EXTRACTED ENTRIES =
- - -

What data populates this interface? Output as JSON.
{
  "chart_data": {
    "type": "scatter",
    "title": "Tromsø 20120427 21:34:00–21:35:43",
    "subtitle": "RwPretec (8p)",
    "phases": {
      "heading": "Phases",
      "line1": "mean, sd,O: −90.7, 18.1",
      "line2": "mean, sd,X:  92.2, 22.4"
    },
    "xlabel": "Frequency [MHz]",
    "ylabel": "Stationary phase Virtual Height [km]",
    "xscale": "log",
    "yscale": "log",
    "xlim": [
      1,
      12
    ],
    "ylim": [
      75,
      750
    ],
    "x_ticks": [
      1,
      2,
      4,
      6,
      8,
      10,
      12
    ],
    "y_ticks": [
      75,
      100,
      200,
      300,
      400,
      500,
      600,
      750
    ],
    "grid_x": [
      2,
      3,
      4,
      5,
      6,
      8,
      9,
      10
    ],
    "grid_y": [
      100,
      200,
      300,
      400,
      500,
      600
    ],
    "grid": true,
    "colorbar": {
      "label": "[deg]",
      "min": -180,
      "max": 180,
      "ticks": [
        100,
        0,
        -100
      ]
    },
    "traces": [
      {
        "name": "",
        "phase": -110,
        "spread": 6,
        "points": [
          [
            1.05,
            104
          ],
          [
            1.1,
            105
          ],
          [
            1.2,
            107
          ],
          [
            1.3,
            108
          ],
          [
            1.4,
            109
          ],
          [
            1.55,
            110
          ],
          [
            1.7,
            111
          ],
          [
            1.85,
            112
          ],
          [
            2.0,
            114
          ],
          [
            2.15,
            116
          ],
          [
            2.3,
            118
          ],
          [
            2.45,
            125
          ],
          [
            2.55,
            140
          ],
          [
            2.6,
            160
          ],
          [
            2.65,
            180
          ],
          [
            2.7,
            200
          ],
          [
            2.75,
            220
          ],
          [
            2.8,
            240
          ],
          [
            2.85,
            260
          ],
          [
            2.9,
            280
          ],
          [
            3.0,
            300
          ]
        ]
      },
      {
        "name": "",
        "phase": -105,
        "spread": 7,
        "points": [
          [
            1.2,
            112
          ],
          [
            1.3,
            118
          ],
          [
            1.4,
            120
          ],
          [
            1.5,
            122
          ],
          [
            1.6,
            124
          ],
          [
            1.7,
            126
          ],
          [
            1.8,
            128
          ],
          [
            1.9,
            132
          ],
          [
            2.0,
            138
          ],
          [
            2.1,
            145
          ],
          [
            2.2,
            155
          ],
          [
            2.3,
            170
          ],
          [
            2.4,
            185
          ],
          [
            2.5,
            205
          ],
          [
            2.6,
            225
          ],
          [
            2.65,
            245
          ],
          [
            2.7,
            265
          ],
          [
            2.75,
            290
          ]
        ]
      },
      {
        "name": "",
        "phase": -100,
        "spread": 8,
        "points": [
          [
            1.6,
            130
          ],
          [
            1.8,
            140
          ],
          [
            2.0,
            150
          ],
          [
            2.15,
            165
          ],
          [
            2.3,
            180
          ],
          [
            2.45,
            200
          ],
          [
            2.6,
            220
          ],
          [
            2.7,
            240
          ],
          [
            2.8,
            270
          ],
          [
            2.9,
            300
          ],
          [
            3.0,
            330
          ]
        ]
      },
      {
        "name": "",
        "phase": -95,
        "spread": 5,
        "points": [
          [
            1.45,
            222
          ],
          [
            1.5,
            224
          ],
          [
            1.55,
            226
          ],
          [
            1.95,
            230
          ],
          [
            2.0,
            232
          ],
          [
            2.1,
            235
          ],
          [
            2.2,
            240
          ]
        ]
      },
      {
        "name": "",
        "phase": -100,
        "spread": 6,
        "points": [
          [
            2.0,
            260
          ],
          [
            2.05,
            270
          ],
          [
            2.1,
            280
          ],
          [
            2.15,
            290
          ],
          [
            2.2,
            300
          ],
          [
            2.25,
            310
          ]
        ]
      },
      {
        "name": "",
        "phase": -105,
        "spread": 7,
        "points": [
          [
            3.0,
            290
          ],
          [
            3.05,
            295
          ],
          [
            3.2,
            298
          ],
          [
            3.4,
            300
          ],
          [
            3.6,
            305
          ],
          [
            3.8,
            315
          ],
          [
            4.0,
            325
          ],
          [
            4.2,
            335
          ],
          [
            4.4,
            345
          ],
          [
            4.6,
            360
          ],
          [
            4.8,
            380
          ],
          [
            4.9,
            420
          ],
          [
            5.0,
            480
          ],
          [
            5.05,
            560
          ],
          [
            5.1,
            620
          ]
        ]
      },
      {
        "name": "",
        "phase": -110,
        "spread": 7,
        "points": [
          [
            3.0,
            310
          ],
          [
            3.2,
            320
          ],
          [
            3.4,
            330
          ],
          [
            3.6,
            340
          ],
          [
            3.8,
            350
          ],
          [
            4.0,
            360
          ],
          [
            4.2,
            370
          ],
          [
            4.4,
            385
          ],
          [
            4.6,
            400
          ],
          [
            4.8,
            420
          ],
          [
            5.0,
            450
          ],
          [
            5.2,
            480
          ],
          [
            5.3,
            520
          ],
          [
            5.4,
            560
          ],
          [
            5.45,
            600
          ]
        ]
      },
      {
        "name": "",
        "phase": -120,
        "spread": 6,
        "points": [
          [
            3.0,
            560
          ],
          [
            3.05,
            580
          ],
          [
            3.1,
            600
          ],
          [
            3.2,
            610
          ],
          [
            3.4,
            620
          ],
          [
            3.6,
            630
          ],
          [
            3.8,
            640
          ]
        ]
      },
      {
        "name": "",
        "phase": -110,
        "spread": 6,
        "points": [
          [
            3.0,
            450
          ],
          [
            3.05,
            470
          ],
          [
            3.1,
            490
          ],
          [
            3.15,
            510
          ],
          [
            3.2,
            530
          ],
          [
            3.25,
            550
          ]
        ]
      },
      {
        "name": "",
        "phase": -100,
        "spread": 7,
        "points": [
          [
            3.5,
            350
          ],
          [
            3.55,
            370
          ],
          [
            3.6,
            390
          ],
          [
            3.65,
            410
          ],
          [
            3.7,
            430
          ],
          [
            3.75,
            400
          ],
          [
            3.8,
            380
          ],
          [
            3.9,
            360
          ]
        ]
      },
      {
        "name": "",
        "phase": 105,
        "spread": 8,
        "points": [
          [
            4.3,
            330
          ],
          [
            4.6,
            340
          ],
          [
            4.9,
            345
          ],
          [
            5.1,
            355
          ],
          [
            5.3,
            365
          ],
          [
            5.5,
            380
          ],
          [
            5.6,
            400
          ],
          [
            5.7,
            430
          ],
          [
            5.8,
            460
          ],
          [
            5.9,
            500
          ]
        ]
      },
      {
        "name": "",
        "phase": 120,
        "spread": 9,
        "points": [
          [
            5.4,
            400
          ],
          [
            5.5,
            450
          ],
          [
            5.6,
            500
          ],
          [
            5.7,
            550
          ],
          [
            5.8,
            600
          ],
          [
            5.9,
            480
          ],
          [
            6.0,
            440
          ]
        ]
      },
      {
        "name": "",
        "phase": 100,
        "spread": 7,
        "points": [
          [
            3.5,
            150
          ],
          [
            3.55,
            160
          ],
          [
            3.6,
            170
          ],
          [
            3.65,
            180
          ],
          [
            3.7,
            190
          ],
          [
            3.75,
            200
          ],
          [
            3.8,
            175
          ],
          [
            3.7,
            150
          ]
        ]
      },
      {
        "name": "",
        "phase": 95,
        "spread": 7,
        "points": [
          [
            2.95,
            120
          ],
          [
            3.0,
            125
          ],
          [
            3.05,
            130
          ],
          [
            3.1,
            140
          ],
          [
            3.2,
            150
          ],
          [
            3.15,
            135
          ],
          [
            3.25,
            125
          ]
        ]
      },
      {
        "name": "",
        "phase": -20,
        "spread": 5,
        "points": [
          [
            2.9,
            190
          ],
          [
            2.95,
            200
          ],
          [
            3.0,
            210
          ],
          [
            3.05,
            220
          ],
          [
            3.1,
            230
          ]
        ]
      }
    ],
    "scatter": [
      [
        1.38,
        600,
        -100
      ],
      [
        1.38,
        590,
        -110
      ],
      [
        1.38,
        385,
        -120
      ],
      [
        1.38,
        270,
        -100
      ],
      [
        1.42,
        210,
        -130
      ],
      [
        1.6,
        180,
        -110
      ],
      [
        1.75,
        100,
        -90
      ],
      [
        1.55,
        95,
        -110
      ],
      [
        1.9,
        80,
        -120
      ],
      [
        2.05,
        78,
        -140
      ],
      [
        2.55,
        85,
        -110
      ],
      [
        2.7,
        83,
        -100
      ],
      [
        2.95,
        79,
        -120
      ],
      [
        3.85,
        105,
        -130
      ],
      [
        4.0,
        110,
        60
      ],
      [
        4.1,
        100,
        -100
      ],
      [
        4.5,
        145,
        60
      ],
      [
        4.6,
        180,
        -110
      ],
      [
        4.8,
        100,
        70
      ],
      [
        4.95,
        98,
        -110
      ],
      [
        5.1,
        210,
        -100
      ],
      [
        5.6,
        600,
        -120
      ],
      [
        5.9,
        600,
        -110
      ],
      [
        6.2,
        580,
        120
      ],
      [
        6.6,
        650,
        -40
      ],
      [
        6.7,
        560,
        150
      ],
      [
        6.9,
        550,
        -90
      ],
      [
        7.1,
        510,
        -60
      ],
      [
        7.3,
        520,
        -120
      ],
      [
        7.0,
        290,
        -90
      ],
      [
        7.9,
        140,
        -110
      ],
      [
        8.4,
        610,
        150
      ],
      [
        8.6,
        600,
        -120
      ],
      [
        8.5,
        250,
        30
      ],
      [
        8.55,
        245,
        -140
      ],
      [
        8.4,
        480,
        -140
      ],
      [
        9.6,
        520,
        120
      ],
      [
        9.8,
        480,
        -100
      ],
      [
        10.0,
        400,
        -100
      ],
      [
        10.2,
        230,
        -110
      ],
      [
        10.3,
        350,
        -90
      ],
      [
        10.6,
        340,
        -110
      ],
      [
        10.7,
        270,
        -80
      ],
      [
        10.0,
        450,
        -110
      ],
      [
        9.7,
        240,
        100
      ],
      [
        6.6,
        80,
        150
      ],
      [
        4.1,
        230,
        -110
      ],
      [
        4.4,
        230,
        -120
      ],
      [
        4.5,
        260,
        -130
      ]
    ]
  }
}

- - -

Search the preceding listing for the word "mean" and pull out every line that holds it.

FINAL RESULT =
      "line1": "mean, sd,O: −90.7, 18.1",
      "line2": "mean, sd,X:  92.2, 22.4"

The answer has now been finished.